— START DATA —

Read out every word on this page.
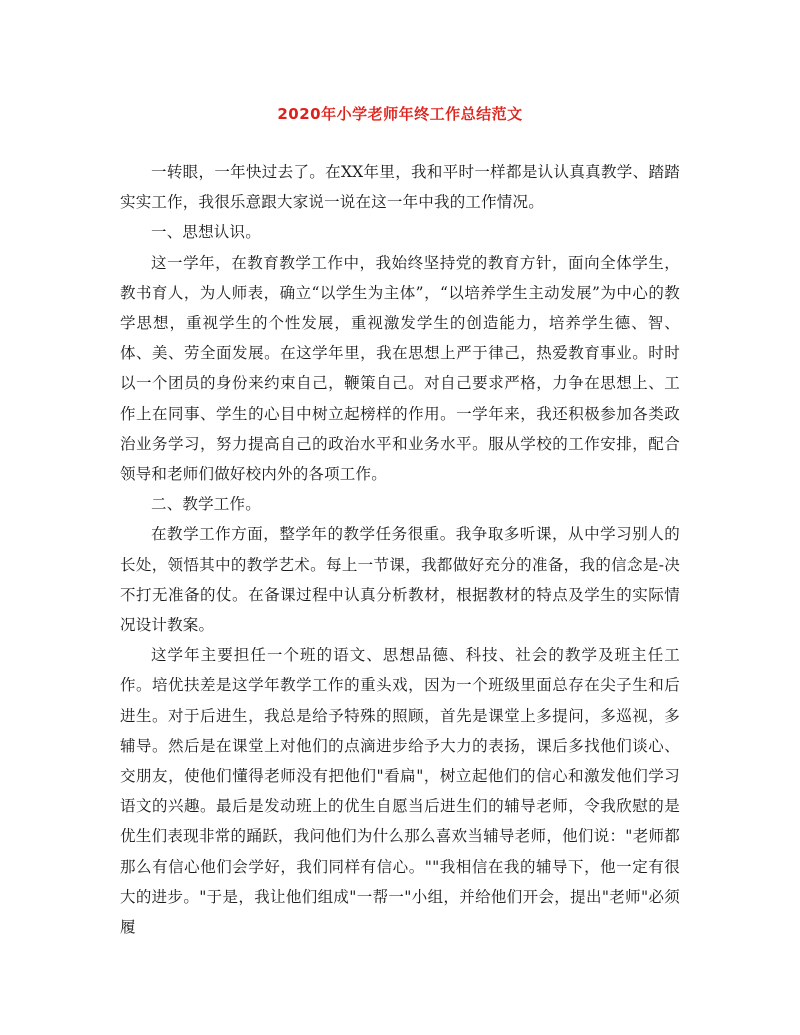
2020年小学老师年终工作总结范文

一转眼，一年快过去了。在XX年里，我和平时一样都是认认真真教学、踏踏实实工作，我很乐意跟大家说一说在这一年中我的工作情况。

一、思想认识。

这一学年，在教育教学工作中，我始终坚持党的教育方针，面向全体学生，教书育人，为人师表，确立“以学生为主体”，“以培养学生主动发展”为中心的教学思想，重视学生的个性发展，重视激发学生的创造能力，培养学生德、智、体、美、劳全面发展。在这学年里，我在思想上严于律己，热爱教育事业。时时以一个团员的身份来约束自己，鞭策自己。对自己要求严格，力争在思想上、工作上在同事、学生的心目中树立起榜样的作用。一学年来，我还积极参加各类政治业务学习，努力提高自己的政治水平和业务水平。服从学校的工作安排，配合领导和老师们做好校内外的各项工作。

二、教学工作。

在教学工作方面，整学年的教学任务很重。我争取多听课，从中学习别人的长处，领悟其中的教学艺术。每上一节课，我都做好充分的准备，我的信念是-决不打无准备的仗。在备课过程中认真分析教材，根据教材的特点及学生的实际情况设计教案。

这学年主要担任一个班的语文、思想品德、科技、社会的教学及班主任工作。培优扶差是这学年教学工作的重头戏，因为一个班级里面总存在尖子生和后进生。对于后进生，我总是给予特殊的照顾，首先是课堂上多提问，多巡视，多辅导。然后是在课堂上对他们的点滴进步给予大力的表扬，课后多找他们谈心、交朋友，使他们懂得老师没有把他们"看扁"，树立起他们的信心和激发他们学习语文的兴趣。最后是发动班上的优生自愿当后进生们的辅导老师，令我欣慰的是优生们表现非常的踊跃，我问他们为什么那么喜欢当辅导老师，他们说："老师都那么有信心他们会学好，我们同样有信心。""我相信在我的辅导下，他一定有很大的进步。"于是，我让他们组成"一帮一"小组，并给他们开会，提出"老师"必须履
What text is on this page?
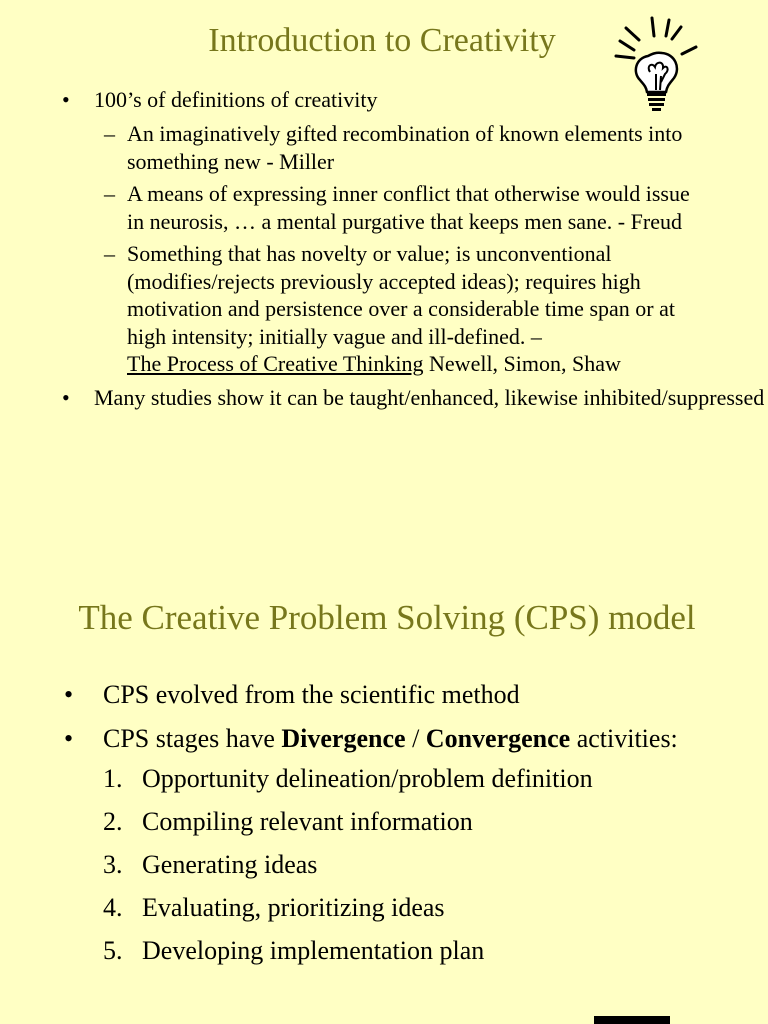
Introduction to Creativity
• 100’s of definitions of creativity
– An imaginatively gifted recombination of known elements into something new - Miller
– A means of expressing inner conflict that otherwise would issue in neurosis, … a mental purgative that keeps men sane. - Freud
– Something that has novelty or value; is unconventional (modifies/rejects previously accepted ideas); requires high motivation and persistence over a considerable time span or at high intensity; initially vague and ill-defined. –
The Process of Creative Thinking Newell, Simon, Shaw
• Many studies show it can be taught/enhanced, likewise inhibited/suppressed
The Creative Problem Solving (CPS) model
• CPS evolved from the scientific method
• CPS stages have Divergence / Convergence activities:
1. Opportunity delineation/problem definition
2. Compiling relevant information
3. Generating ideas
4. Evaluating, prioritizing ideas
5. Developing implementation plan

— END DATA —

Scan the records for the string "page". Copy each line in which it appears.

## [WORKED ANSWER]
Read out every word on this page.
What text is on this page?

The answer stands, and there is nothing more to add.